WHAT IS ASKED: Print the data that follows exactly.

Saved entries:
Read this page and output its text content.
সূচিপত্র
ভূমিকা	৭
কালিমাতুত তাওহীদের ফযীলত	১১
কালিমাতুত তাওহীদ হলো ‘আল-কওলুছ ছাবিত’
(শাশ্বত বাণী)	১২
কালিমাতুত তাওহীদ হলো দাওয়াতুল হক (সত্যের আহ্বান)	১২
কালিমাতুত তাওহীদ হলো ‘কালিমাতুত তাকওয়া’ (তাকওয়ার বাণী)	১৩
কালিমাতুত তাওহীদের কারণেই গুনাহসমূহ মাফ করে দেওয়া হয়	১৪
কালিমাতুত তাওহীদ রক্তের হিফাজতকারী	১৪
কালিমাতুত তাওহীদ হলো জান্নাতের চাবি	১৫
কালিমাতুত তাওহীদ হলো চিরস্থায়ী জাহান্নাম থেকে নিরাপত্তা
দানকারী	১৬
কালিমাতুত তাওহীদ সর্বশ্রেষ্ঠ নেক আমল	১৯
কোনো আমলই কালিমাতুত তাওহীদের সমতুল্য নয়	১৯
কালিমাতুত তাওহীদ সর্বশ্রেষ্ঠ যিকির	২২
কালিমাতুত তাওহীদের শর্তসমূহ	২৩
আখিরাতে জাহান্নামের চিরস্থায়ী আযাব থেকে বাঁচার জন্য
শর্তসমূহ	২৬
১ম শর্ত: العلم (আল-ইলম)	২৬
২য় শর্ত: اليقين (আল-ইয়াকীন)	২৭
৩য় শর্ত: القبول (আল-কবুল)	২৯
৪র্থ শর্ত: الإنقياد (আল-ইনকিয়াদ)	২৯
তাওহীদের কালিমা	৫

OUTPUT FOR THIS TASK:
Read this page and output its text content.
সূচিপত্র
ভূমিকা	৭
কালিমাতুত তাওহীদের ফযীলত	১১
কালিমাতুত তাওহীদ হলো ‘আল-কওলুছ ছাবিত’
(শাশ্বত বাণী)	১২
কালিমাতুত তাওহীদ হলো দাওয়াতুল হক (সত্যের আহ্বান)	১২
কালিমাতুত তাওহীদ হলো ‘কালিমাতুত তাকওয়া’ (তাকওয়ার বাণী)	১৩
কালিমাতুত তাওহীদের কারণেই গুনাহসমূহ মাফ করে দেওয়া হয়	১৪
কালিমাতুত তাওহীদ রক্তের হিফাজতকারী	১৪
কালিমাতুত তাওহীদ হলো জান্নাতের চাবি	১৫
কালিমাতুত তাওহীদ হলো চিরস্থায়ী জাহান্নাম থেকে নিরাপত্তা
দানকারী	১৬
কালিমাতুত তাওহীদ সর্বশ্রেষ্ঠ নেক আমল	১৯
কোনো আমলই কালিমাতুত তাওহীদের সমতুল্য নয়	১৯
কালিমাতুত তাওহীদ সর্বশ্রেষ্ঠ যিকির	২২
কালিমাতুত তাওহীদের শর্তসমূহ	২৩
আখিরাতে জাহান্নামের চিরস্থায়ী আযাব থেকে বাঁচার জন্য
শর্তসমূহ	২৬
১ম শর্ত: العلم (আল-ইলম)	২৬
২য় শর্ত: اليقين (আল-ইয়াকীন)	২৭
৩য় শর্ত: القبول (আল-কবুল)	২৯
৪র্থ শর্ত: الإنقياد (আল-ইনকিয়াদ)	২৯
তাওহীদের কালিমা	৫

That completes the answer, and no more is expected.